■ Data to use:
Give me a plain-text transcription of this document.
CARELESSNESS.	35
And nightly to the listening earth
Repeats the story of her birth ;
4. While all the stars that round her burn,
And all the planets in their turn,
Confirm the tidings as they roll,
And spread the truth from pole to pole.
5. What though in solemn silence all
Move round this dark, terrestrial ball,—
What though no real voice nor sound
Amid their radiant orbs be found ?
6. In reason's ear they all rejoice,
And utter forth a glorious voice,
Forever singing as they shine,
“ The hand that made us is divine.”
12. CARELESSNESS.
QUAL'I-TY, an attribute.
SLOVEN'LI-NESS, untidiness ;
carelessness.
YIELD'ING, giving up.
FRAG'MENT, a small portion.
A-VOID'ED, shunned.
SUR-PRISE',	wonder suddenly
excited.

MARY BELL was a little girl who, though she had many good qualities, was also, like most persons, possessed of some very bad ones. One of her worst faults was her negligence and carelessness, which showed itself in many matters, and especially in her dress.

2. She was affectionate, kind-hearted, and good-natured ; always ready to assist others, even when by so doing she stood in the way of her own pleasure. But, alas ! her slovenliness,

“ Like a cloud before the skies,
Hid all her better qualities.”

* * *

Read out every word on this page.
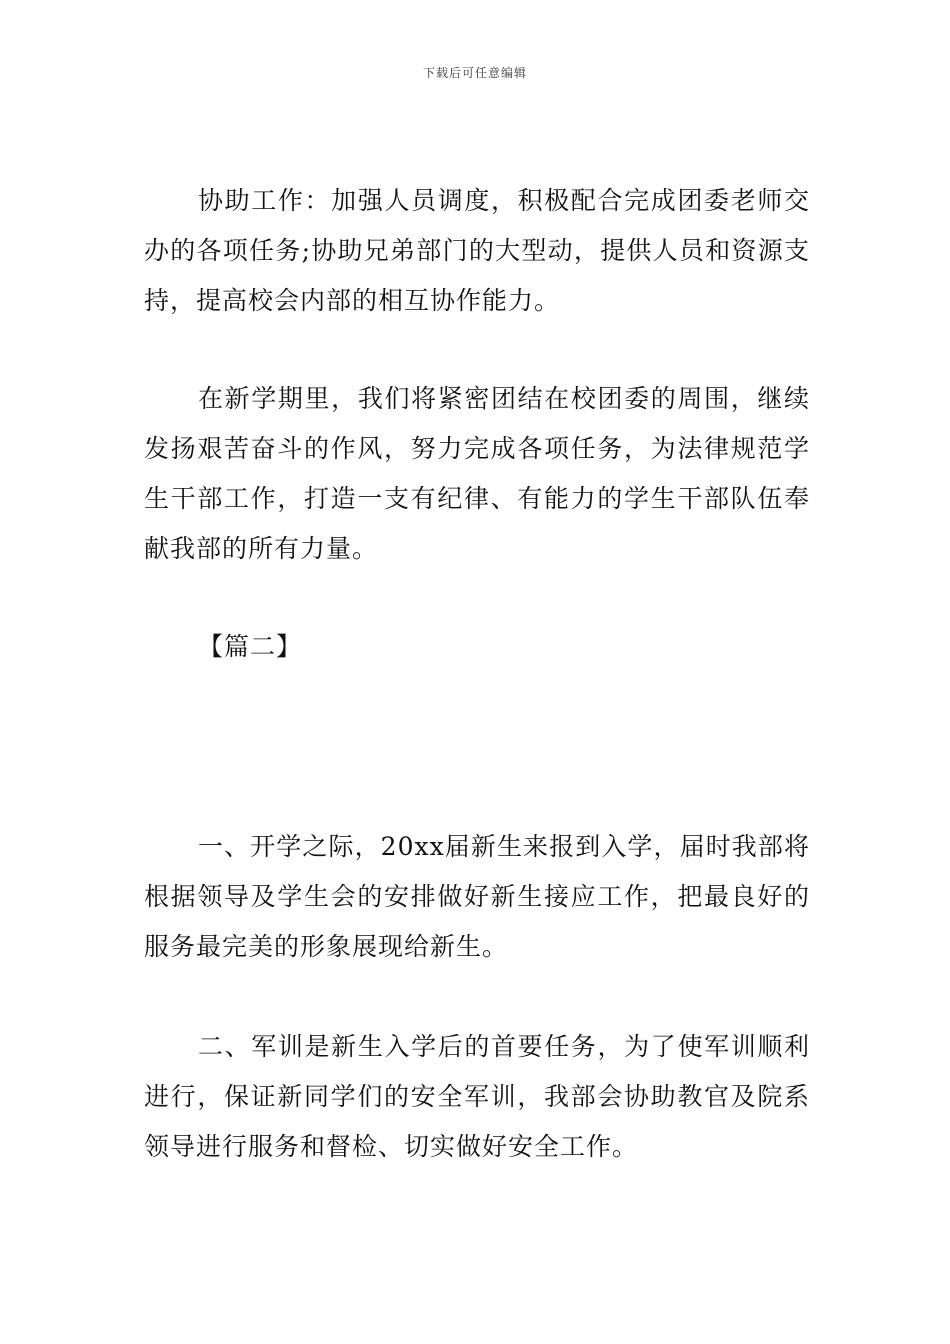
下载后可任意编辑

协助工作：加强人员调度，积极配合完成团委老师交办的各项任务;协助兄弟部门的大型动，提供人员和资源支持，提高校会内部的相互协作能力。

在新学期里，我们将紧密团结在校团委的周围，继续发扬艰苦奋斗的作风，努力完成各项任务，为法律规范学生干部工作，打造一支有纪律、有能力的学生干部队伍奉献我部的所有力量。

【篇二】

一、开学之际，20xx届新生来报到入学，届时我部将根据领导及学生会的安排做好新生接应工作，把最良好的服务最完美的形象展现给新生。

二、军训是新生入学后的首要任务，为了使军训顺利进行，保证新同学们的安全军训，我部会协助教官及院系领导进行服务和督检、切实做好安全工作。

--

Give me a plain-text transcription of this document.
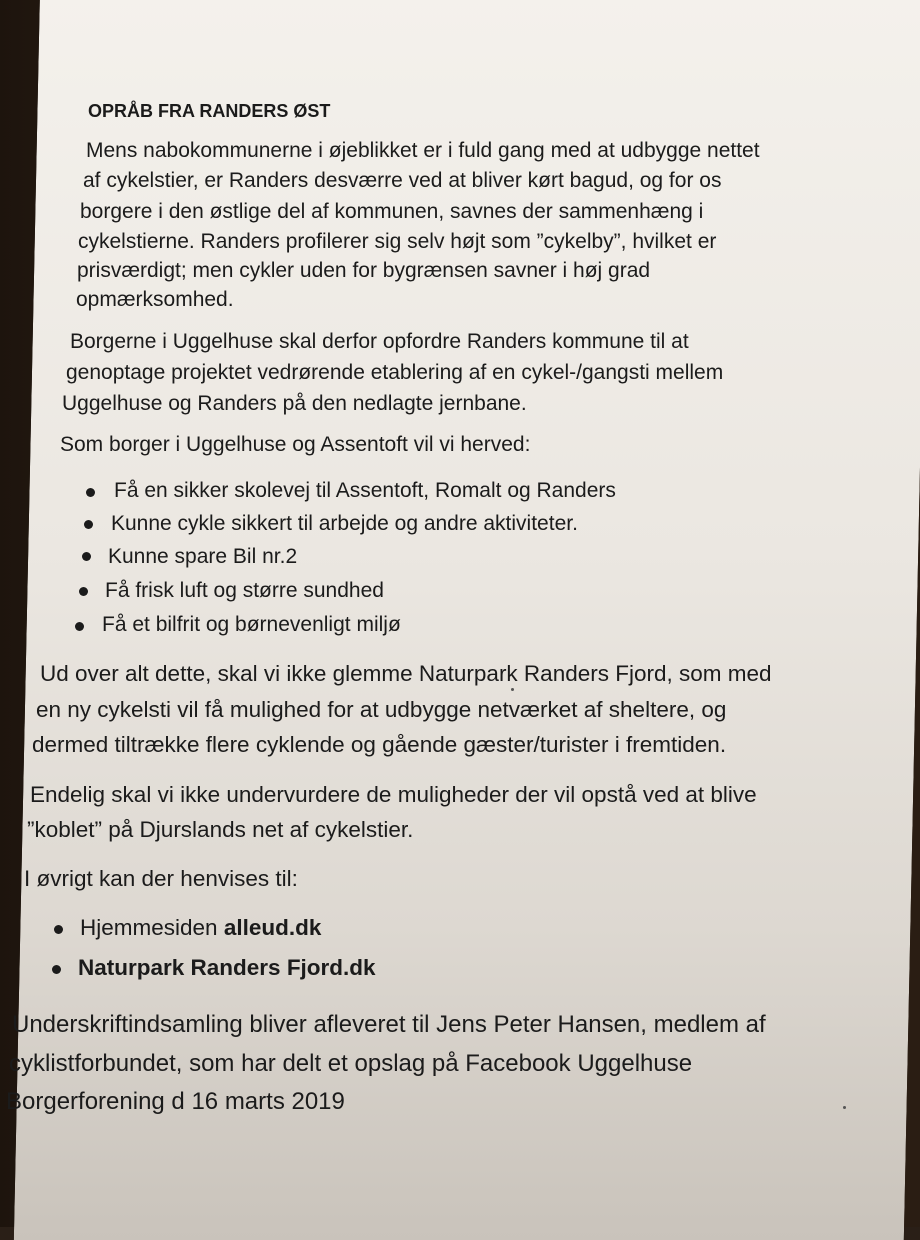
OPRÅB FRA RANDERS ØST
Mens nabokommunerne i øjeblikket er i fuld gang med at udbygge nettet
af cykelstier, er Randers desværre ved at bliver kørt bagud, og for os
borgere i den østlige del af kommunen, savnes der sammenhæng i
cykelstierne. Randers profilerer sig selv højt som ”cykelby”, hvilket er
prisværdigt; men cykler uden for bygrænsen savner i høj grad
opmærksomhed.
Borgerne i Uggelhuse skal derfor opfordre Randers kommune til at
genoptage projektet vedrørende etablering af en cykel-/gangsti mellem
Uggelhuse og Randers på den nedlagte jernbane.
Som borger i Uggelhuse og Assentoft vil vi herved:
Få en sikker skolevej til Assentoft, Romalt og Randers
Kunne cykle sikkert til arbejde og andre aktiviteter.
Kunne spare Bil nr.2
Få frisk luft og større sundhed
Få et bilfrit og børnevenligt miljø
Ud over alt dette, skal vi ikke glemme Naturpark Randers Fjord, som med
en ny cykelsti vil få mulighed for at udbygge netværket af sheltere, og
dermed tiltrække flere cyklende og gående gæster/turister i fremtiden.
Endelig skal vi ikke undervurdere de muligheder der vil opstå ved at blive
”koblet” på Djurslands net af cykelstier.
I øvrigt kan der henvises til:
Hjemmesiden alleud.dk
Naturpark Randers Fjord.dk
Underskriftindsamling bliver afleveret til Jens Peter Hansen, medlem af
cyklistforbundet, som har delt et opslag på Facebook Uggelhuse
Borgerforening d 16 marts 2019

■ Short task: Some lines of the data above may hold the word "this"; report how many do, and nothing else.

■ Correct answer: 4